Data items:
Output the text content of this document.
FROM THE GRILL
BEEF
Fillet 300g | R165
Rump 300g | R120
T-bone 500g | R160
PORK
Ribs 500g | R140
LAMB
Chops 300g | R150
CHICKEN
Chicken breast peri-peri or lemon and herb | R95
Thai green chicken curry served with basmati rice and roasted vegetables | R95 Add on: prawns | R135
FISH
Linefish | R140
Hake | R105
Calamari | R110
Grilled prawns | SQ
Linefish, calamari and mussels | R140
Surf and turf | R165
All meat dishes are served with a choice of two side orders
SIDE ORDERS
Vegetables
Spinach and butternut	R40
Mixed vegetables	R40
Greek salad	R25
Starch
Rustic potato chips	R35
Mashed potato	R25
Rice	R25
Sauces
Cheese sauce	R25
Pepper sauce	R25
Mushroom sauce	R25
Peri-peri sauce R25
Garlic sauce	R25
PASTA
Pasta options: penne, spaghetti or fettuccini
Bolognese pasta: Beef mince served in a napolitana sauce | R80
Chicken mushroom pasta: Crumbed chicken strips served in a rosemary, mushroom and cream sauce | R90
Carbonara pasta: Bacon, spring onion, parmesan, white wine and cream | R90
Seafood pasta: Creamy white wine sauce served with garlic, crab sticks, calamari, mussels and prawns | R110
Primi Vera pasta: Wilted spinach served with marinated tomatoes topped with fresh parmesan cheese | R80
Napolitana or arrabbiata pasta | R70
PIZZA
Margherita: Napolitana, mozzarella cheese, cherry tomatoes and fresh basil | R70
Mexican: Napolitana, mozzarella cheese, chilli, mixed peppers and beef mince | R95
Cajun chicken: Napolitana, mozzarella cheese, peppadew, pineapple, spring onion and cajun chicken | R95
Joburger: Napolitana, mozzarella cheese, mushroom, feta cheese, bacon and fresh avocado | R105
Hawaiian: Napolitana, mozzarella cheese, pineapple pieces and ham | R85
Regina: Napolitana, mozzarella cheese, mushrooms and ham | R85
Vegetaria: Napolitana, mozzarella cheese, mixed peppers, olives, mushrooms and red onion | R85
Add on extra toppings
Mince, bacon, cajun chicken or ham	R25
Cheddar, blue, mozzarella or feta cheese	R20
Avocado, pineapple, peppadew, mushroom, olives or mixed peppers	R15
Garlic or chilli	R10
---
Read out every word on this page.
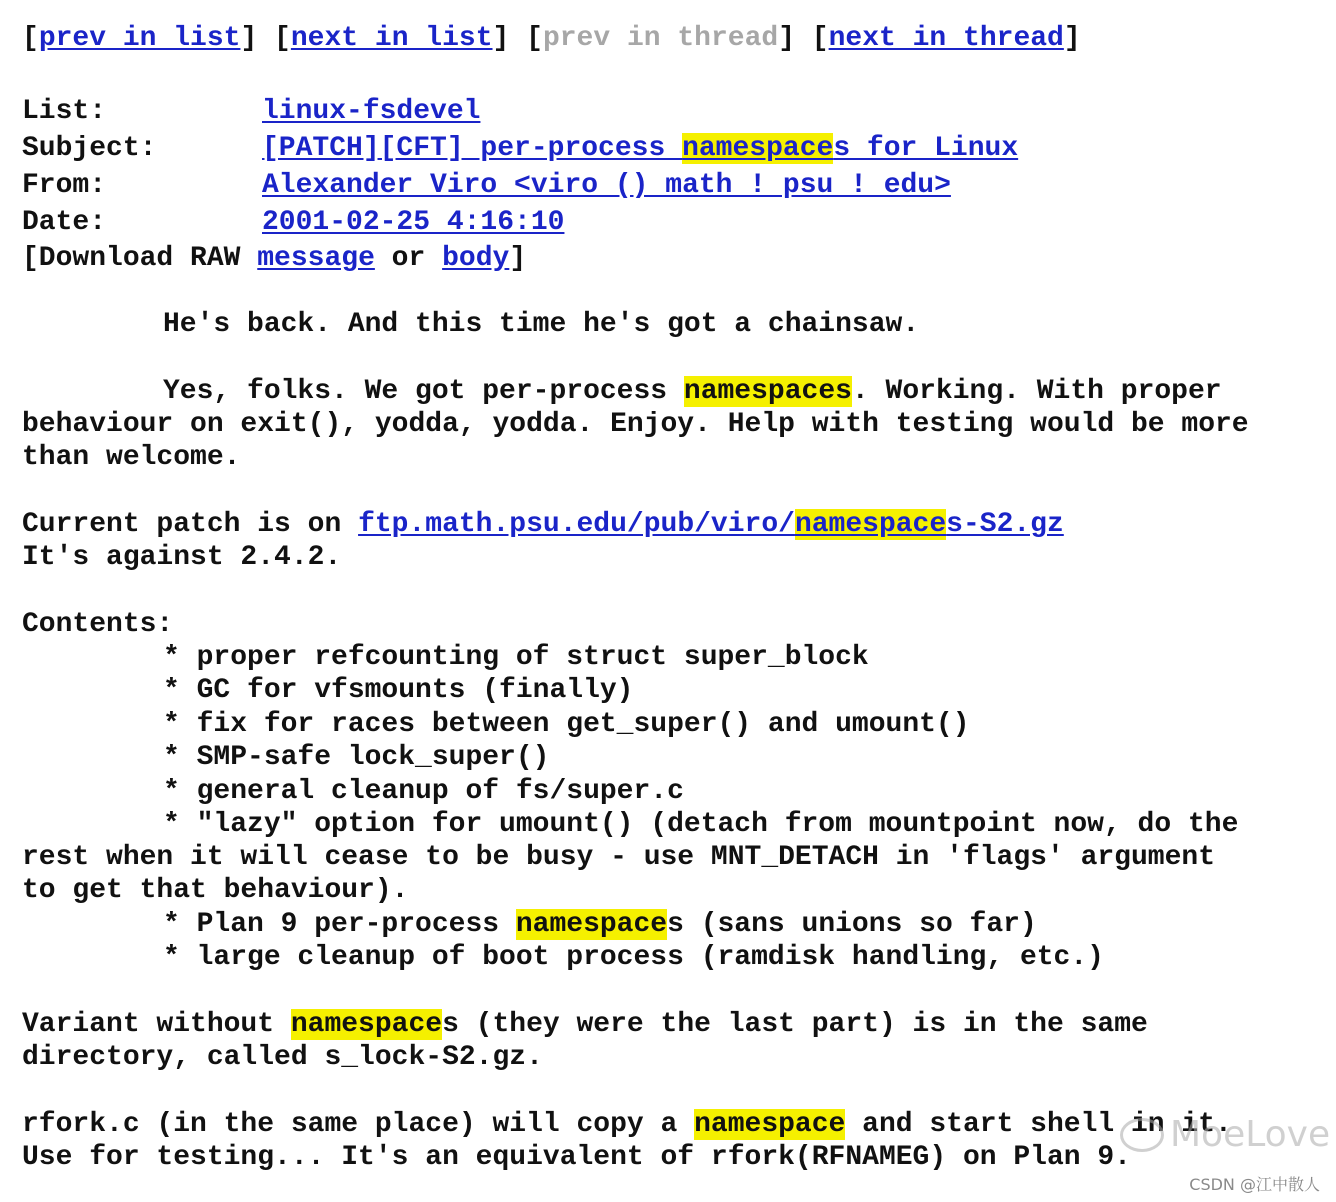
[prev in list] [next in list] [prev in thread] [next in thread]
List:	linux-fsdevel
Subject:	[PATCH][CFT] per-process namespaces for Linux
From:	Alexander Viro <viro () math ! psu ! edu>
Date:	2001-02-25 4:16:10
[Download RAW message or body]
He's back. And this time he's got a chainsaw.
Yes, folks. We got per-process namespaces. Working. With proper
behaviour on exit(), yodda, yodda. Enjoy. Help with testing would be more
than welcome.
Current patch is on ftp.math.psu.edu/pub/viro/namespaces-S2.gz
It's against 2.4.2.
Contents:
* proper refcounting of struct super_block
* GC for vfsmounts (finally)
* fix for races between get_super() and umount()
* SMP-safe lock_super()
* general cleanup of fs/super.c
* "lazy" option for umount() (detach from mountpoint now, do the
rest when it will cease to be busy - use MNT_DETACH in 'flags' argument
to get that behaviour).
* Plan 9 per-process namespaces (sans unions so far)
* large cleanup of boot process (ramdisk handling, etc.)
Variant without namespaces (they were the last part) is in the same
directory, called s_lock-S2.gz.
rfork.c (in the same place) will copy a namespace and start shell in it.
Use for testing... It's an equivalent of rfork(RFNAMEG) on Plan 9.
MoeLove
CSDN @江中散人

*Task:* Pull out all lines from the entries above that include the word "mushrooms".

*Task answer:*
Regina: Napolitana, mozzarella cheese, mushrooms and ham | R85
Vegetaria: Napolitana, mozzarella cheese, mixed peppers, olives, mushrooms and red onion | R85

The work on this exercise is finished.